● **Records shown**:
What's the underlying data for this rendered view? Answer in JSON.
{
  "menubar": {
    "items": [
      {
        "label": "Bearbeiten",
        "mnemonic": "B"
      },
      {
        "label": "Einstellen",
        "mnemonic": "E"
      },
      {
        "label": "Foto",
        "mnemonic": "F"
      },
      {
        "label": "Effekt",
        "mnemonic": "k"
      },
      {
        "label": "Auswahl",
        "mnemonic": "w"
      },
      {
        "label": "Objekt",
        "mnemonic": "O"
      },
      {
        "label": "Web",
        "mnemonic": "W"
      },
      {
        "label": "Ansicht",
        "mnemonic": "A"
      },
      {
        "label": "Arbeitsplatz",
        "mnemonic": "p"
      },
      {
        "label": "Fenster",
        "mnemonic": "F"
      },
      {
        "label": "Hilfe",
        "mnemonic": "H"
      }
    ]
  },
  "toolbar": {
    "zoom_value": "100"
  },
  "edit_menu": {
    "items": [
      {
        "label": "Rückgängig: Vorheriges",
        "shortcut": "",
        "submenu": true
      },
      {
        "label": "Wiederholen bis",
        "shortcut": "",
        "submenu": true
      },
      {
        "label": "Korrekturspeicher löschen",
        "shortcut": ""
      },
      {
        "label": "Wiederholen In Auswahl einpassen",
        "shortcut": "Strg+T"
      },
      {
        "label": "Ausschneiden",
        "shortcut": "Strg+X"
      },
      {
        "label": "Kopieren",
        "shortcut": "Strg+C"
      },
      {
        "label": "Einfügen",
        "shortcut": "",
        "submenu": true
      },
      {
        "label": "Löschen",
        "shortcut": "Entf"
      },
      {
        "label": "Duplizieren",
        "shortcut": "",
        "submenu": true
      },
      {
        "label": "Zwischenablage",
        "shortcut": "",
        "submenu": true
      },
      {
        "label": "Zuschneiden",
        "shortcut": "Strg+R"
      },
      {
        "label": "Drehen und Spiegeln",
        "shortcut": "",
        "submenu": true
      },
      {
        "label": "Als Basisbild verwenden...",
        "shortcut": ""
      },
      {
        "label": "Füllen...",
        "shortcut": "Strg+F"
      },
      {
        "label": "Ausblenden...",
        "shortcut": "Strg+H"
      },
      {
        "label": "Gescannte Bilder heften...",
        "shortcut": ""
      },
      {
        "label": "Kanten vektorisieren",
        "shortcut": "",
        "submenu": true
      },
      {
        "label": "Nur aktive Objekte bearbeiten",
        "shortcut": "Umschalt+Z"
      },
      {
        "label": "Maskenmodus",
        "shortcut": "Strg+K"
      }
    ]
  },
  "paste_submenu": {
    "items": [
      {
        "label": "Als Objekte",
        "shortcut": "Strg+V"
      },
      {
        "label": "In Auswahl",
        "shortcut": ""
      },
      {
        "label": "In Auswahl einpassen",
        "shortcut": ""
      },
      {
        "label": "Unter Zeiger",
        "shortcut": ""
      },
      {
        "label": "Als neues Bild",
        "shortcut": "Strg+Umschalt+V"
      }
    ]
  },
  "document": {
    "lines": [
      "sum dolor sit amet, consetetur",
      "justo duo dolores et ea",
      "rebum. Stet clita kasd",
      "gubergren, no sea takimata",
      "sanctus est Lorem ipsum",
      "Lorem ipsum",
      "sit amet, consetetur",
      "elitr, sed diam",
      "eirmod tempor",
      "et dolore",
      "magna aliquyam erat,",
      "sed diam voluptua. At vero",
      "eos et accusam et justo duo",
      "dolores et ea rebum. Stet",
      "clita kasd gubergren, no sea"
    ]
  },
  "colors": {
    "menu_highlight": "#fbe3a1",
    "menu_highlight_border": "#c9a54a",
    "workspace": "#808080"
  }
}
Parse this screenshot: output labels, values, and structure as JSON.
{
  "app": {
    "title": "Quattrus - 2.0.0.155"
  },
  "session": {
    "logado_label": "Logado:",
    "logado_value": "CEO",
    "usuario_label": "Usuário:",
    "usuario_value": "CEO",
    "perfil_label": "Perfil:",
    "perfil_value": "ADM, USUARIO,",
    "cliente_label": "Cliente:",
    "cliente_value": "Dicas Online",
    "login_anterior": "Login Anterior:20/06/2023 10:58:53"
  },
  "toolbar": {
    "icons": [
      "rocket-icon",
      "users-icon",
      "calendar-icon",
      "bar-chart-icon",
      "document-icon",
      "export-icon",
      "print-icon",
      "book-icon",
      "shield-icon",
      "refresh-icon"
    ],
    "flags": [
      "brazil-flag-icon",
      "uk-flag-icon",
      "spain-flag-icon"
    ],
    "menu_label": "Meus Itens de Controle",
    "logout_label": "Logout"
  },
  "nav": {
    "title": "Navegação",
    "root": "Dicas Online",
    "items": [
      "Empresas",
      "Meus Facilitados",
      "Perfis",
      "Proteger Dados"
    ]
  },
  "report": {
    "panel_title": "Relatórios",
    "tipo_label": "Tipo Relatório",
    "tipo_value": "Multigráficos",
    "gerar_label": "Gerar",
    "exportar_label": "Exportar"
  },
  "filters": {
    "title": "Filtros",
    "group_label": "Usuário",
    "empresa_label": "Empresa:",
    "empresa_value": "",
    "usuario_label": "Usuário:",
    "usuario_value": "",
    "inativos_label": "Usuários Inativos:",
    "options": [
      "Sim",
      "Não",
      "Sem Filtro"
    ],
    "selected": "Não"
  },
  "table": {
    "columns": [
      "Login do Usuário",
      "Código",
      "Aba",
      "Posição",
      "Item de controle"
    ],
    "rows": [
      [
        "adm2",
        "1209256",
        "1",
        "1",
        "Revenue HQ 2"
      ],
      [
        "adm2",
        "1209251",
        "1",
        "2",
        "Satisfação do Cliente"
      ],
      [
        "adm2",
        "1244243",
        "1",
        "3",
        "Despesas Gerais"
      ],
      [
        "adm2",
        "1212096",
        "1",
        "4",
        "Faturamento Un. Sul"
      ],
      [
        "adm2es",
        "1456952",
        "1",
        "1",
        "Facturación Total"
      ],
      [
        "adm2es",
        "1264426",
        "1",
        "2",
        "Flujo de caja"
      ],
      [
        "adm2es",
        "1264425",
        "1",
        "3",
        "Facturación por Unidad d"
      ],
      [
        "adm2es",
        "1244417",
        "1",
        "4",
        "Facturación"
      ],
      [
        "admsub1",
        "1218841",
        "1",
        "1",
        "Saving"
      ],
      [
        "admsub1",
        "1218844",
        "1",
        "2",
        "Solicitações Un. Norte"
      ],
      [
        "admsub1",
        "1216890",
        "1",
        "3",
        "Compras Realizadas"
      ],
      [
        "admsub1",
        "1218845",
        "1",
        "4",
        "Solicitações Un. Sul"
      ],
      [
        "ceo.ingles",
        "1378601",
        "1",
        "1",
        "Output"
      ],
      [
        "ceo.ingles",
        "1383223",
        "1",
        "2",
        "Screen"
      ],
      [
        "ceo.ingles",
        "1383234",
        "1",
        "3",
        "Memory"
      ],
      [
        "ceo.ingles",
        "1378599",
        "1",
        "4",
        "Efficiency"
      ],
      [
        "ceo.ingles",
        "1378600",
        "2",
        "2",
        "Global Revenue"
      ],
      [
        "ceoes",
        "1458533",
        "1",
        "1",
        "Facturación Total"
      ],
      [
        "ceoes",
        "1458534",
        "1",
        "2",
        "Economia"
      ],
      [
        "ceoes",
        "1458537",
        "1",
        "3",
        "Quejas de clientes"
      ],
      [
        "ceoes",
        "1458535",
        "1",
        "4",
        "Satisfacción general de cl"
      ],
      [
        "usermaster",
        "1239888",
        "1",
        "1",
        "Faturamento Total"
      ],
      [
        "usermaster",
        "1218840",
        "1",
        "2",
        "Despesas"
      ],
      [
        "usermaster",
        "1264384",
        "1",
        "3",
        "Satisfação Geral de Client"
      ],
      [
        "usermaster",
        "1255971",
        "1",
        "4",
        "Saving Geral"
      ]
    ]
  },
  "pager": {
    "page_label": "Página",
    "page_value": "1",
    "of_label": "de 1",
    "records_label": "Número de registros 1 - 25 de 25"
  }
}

● **Task**: Of the lines above, how many include the word "kasd"? Reply with the number only.

● **Written response**: 2